### Stated exercise
Give back the full listing, character for character, with no pictures.

Structured figure records:
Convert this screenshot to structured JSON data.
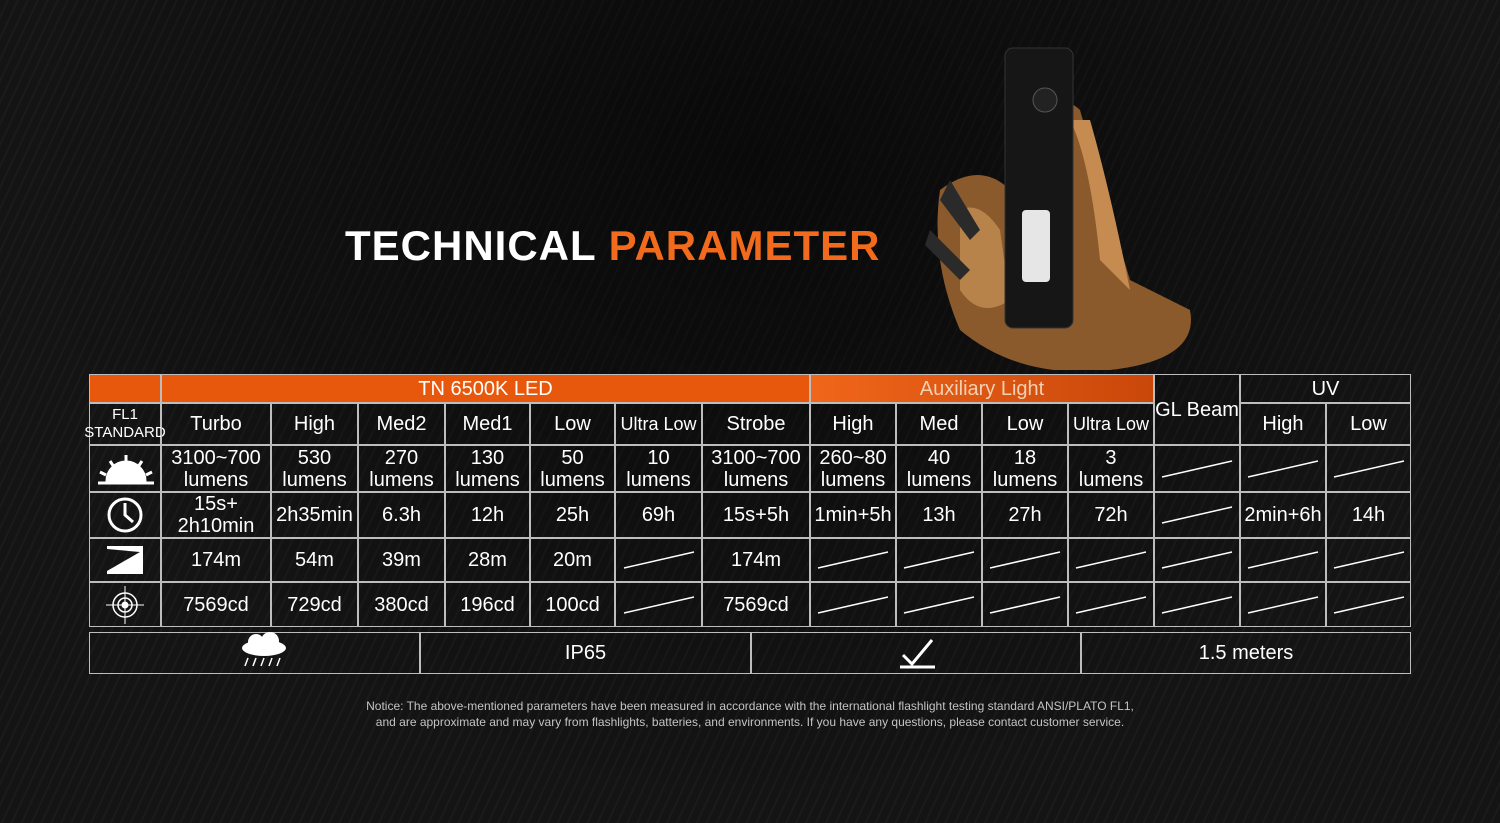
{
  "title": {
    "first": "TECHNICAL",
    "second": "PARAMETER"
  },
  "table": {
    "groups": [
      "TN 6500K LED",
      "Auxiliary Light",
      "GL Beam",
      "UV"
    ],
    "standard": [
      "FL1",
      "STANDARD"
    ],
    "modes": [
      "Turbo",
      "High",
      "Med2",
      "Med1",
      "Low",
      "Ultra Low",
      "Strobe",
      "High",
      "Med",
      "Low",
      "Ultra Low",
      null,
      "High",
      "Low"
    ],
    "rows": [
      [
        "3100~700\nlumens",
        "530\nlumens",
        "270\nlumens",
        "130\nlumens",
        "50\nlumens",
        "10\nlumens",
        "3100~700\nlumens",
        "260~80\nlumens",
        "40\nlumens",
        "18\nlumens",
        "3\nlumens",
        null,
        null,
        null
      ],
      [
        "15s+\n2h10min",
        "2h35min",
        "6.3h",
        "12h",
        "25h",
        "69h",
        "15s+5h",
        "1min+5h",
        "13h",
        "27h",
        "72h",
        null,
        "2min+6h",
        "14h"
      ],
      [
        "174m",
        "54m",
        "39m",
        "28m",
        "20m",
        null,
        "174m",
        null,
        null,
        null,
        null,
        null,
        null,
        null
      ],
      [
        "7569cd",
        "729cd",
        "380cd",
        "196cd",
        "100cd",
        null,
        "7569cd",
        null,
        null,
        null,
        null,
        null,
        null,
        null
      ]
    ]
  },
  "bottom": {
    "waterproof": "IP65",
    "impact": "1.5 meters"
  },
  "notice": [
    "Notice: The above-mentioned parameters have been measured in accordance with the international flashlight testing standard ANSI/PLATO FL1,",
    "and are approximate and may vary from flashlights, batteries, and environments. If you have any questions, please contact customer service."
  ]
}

### Answer to this problem
Convert this screenshot to structured JSON data.
{
  "title": {
    "first": "TECHNICAL",
    "second": "PARAMETER"
  },
  "table": {
    "groups": [
      "TN 6500K LED",
      "Auxiliary Light",
      "GL Beam",
      "UV"
    ],
    "standard": [
      "FL1",
      "STANDARD"
    ],
    "modes": [
      "Turbo",
      "High",
      "Med2",
      "Med1",
      "Low",
      "Ultra Low",
      "Strobe",
      "High",
      "Med",
      "Low",
      "Ultra Low",
      null,
      "High",
      "Low"
    ],
    "rows": [
      [
        "3100~700\nlumens",
        "530\nlumens",
        "270\nlumens",
        "130\nlumens",
        "50\nlumens",
        "10\nlumens",
        "3100~700\nlumens",
        "260~80\nlumens",
        "40\nlumens",
        "18\nlumens",
        "3\nlumens",
        null,
        null,
        null
      ],
      [
        "15s+\n2h10min",
        "2h35min",
        "6.3h",
        "12h",
        "25h",
        "69h",
        "15s+5h",
        "1min+5h",
        "13h",
        "27h",
        "72h",
        null,
        "2min+6h",
        "14h"
      ],
      [
        "174m",
        "54m",
        "39m",
        "28m",
        "20m",
        null,
        "174m",
        null,
        null,
        null,
        null,
        null,
        null,
        null
      ],
      [
        "7569cd",
        "729cd",
        "380cd",
        "196cd",
        "100cd",
        null,
        "7569cd",
        null,
        null,
        null,
        null,
        null,
        null,
        null
      ]
    ]
  },
  "bottom": {
    "waterproof": "IP65",
    "impact": "1.5 meters"
  },
  "notice": [
    "Notice: The above-mentioned parameters have been measured in accordance with the international flashlight testing standard ANSI/PLATO FL1,",
    "and are approximate and may vary from flashlights, batteries, and environments. If you have any questions, please contact customer service."
  ]
}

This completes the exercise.